Exercise: Each entry needs to be restated exactly as written.

Stored records:
►

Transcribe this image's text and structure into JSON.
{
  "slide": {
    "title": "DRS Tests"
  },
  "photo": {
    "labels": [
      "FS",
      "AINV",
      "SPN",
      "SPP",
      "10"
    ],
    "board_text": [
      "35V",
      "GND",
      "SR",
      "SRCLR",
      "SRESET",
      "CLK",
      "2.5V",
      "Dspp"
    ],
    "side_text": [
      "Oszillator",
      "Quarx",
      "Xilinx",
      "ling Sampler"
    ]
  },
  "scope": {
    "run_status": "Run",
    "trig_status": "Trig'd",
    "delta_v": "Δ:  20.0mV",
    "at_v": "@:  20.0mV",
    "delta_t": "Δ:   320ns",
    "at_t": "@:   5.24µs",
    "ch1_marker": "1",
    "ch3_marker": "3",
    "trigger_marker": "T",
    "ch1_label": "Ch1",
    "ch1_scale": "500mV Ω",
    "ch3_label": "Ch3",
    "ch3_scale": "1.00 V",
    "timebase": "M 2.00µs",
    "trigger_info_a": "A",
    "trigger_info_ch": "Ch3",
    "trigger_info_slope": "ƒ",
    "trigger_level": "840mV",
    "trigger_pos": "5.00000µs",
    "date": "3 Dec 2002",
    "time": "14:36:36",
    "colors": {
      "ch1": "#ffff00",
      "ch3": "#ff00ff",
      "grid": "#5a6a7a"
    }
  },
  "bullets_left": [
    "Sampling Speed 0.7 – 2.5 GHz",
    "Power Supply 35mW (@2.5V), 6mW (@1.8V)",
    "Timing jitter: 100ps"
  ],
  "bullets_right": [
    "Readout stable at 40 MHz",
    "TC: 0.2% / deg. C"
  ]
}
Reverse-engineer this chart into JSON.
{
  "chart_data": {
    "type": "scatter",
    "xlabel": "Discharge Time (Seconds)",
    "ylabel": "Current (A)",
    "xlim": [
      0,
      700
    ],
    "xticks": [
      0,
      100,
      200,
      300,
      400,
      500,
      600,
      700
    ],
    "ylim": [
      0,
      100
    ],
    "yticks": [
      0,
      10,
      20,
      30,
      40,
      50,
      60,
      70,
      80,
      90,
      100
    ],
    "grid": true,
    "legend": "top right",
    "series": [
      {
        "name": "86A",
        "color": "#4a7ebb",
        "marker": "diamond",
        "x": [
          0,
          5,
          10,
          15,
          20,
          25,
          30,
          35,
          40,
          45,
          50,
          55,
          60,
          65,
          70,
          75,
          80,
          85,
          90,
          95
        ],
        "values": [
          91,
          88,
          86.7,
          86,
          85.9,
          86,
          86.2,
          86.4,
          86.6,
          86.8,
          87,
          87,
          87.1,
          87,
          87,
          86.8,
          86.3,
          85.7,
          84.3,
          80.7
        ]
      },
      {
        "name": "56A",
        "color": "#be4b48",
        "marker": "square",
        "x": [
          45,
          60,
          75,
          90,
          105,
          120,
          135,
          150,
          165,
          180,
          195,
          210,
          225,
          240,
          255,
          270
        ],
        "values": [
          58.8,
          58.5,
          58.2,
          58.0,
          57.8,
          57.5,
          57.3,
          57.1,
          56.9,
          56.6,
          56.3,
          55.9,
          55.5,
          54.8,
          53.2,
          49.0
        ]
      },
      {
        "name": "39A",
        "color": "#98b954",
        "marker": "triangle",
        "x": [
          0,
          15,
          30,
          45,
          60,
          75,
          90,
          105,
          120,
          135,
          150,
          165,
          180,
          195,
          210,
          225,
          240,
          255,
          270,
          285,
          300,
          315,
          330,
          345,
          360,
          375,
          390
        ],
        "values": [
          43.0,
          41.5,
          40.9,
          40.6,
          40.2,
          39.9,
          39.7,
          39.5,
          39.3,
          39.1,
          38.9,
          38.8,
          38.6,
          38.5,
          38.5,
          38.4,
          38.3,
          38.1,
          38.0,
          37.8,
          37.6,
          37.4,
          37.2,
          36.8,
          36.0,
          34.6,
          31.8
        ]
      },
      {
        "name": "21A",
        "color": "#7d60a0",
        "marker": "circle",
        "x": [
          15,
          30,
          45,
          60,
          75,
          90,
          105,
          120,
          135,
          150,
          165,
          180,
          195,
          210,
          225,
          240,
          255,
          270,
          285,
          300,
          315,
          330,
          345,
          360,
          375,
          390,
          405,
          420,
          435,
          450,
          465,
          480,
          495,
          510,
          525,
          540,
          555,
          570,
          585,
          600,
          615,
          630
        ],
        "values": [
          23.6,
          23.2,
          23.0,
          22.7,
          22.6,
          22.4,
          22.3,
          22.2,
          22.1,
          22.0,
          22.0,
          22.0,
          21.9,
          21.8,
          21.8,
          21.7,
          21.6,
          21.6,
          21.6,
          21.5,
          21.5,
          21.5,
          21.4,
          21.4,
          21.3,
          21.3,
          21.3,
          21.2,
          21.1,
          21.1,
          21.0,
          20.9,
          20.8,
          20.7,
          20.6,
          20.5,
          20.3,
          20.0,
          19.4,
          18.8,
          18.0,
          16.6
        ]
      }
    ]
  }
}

◄

Full response:
Transcribe this image's text and structure into JSON.
{
  "slide": {
    "title": "DRS Tests"
  },
  "photo": {
    "labels": [
      "FS",
      "AINV",
      "SPN",
      "SPP",
      "10"
    ],
    "board_text": [
      "35V",
      "GND",
      "SR",
      "SRCLR",
      "SRESET",
      "CLK",
      "2.5V",
      "Dspp"
    ],
    "side_text": [
      "Oszillator",
      "Quarx",
      "Xilinx",
      "ling Sampler"
    ]
  },
  "scope": {
    "run_status": "Run",
    "trig_status": "Trig'd",
    "delta_v": "Δ:  20.0mV",
    "at_v": "@:  20.0mV",
    "delta_t": "Δ:   320ns",
    "at_t": "@:   5.24µs",
    "ch1_marker": "1",
    "ch3_marker": "3",
    "trigger_marker": "T",
    "ch1_label": "Ch1",
    "ch1_scale": "500mV Ω",
    "ch3_label": "Ch3",
    "ch3_scale": "1.00 V",
    "timebase": "M 2.00µs",
    "trigger_info_a": "A",
    "trigger_info_ch": "Ch3",
    "trigger_info_slope": "ƒ",
    "trigger_level": "840mV",
    "trigger_pos": "5.00000µs",
    "date": "3 Dec 2002",
    "time": "14:36:36",
    "colors": {
      "ch1": "#ffff00",
      "ch3": "#ff00ff",
      "grid": "#5a6a7a"
    }
  },
  "bullets_left": [
    "Sampling Speed 0.7 – 2.5 GHz",
    "Power Supply 35mW (@2.5V), 6mW (@1.8V)",
    "Timing jitter: 100ps"
  ],
  "bullets_right": [
    "Readout stable at 40 MHz",
    "TC: 0.2% / deg. C"
  ]
}
Reverse-engineer this chart into JSON.
{
  "chart_data": {
    "type": "scatter",
    "xlabel": "Discharge Time (Seconds)",
    "ylabel": "Current (A)",
    "xlim": [
      0,
      700
    ],
    "xticks": [
      0,
      100,
      200,
      300,
      400,
      500,
      600,
      700
    ],
    "ylim": [
      0,
      100
    ],
    "yticks": [
      0,
      10,
      20,
      30,
      40,
      50,
      60,
      70,
      80,
      90,
      100
    ],
    "grid": true,
    "legend": "top right",
    "series": [
      {
        "name": "86A",
        "color": "#4a7ebb",
        "marker": "diamond",
        "x": [
          0,
          5,
          10,
          15,
          20,
          25,
          30,
          35,
          40,
          45,
          50,
          55,
          60,
          65,
          70,
          75,
          80,
          85,
          90,
          95
        ],
        "values": [
          91,
          88,
          86.7,
          86,
          85.9,
          86,
          86.2,
          86.4,
          86.6,
          86.8,
          87,
          87,
          87.1,
          87,
          87,
          86.8,
          86.3,
          85.7,
          84.3,
          80.7
        ]
      },
      {
        "name": "56A",
        "color": "#be4b48",
        "marker": "square",
        "x": [
          45,
          60,
          75,
          90,
          105,
          120,
          135,
          150,
          165,
          180,
          195,
          210,
          225,
          240,
          255,
          270
        ],
        "values": [
          58.8,
          58.5,
          58.2,
          58.0,
          57.8,
          57.5,
          57.3,
          57.1,
          56.9,
          56.6,
          56.3,
          55.9,
          55.5,
          54.8,
          53.2,
          49.0
        ]
      },
      {
        "name": "39A",
        "color": "#98b954",
        "marker": "triangle",
        "x": [
          0,
          15,
          30,
          45,
          60,
          75,
          90,
          105,
          120,
          135,
          150,
          165,
          180,
          195,
          210,
          225,
          240,
          255,
          270,
          285,
          300,
          315,
          330,
          345,
          360,
          375,
          390
        ],
        "values": [
          43.0,
          41.5,
          40.9,
          40.6,
          40.2,
          39.9,
          39.7,
          39.5,
          39.3,
          39.1,
          38.9,
          38.8,
          38.6,
          38.5,
          38.5,
          38.4,
          38.3,
          38.1,
          38.0,
          37.8,
          37.6,
          37.4,
          37.2,
          36.8,
          36.0,
          34.6,
          31.8
        ]
      },
      {
        "name": "21A",
        "color": "#7d60a0",
        "marker": "circle",
        "x": [
          15,
          30,
          45,
          60,
          75,
          90,
          105,
          120,
          135,
          150,
          165,
          180,
          195,
          210,
          225,
          240,
          255,
          270,
          285,
          300,
          315,
          330,
          345,
          360,
          375,
          390,
          405,
          420,
          435,
          450,
          465,
          480,
          495,
          510,
          525,
          540,
          555,
          570,
          585,
          600,
          615,
          630
        ],
        "values": [
          23.6,
          23.2,
          23.0,
          22.7,
          22.6,
          22.4,
          22.3,
          22.2,
          22.1,
          22.0,
          22.0,
          22.0,
          21.9,
          21.8,
          21.8,
          21.7,
          21.6,
          21.6,
          21.6,
          21.5,
          21.5,
          21.5,
          21.4,
          21.4,
          21.3,
          21.3,
          21.3,
          21.2,
          21.1,
          21.1,
          21.0,
          20.9,
          20.8,
          20.7,
          20.6,
          20.5,
          20.3,
          20.0,
          19.4,
          18.8,
          18.0,
          16.6
        ]
      }
    ]
  }
}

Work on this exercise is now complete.